- EXCERPTED RECORDS:
>>>

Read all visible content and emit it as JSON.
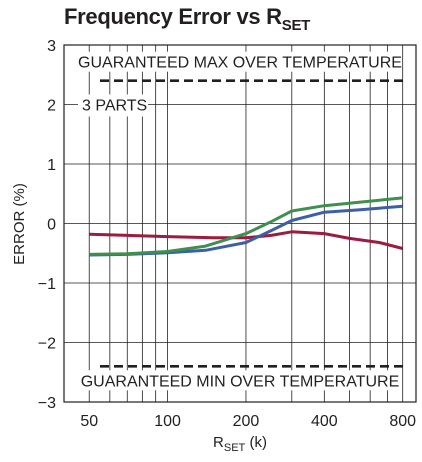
{
  "chart_data": {
    "type": "line",
    "title": "Frequency Error vs R",
    "title_sub": "SET",
    "xlabel": "R",
    "xlabel_sub": "SET",
    "xlabel_unit": " (k)",
    "ylabel": "ERROR (%)",
    "x_scale": "log",
    "xlim": [
      40,
      900
    ],
    "ylim": [
      -3,
      3
    ],
    "x_ticks": [
      50,
      100,
      200,
      400,
      800
    ],
    "y_ticks": [
      3,
      2,
      1,
      0,
      -1,
      -2,
      -3
    ],
    "y_tick_labels": [
      "3",
      "2",
      "1",
      "0",
      "−1",
      "−2",
      "−3"
    ],
    "grid": true,
    "limits": [
      {
        "label": "GUARANTEED MAX OVER TEMPERATURE",
        "value": 2.4
      },
      {
        "label": "GUARANTEED MIN OVER TEMPERATURE",
        "value": -2.4
      }
    ],
    "annotation": "3 PARTS",
    "series": [
      {
        "color": "#9b1b41",
        "x": [
          50,
          100,
          150,
          200,
          250,
          300,
          400,
          500,
          650,
          800
        ],
        "y": [
          -0.18,
          -0.22,
          -0.24,
          -0.24,
          -0.2,
          -0.14,
          -0.17,
          -0.25,
          -0.32,
          -0.42
        ]
      },
      {
        "color": "#3c5fa6",
        "x": [
          50,
          70,
          100,
          140,
          200,
          250,
          300,
          400,
          550,
          800
        ],
        "y": [
          -0.53,
          -0.52,
          -0.49,
          -0.45,
          -0.32,
          -0.12,
          0.05,
          0.19,
          0.23,
          0.29
        ]
      },
      {
        "color": "#3f8f4f",
        "x": [
          50,
          70,
          100,
          140,
          200,
          250,
          300,
          400,
          550,
          800
        ],
        "y": [
          -0.52,
          -0.51,
          -0.47,
          -0.38,
          -0.17,
          0.03,
          0.21,
          0.3,
          0.36,
          0.43
        ]
      }
    ]
  }
}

<<<

Tell how many lines contain the word "OVER", using only the number.

- TASK ANSWER: 2